**Problem description**. Copy out each line in the material below that has the word "explicit".

### Supplied data

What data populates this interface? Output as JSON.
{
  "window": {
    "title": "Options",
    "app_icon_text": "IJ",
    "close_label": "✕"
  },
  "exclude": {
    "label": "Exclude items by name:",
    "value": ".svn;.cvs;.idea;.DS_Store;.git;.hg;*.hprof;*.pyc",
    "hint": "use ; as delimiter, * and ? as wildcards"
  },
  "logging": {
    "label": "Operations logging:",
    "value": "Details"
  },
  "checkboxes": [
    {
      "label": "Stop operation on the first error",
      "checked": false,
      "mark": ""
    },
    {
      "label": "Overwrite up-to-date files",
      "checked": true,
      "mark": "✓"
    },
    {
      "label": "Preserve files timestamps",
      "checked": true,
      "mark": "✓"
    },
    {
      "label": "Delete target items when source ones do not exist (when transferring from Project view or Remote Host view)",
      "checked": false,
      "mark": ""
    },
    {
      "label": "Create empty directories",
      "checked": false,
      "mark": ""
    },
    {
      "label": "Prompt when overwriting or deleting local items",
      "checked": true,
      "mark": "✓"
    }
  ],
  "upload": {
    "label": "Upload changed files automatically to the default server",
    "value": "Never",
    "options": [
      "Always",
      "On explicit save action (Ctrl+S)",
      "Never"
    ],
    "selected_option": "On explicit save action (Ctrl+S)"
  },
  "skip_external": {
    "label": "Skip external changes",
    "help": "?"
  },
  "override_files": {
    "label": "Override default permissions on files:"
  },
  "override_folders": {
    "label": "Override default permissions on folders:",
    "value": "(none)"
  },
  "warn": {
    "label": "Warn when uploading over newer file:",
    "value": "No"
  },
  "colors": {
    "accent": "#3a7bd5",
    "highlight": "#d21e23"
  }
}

######

**The solution**.
      "On explicit save action (Ctrl+S)",
    "selected_option": "On explicit save action (Ctrl+S)"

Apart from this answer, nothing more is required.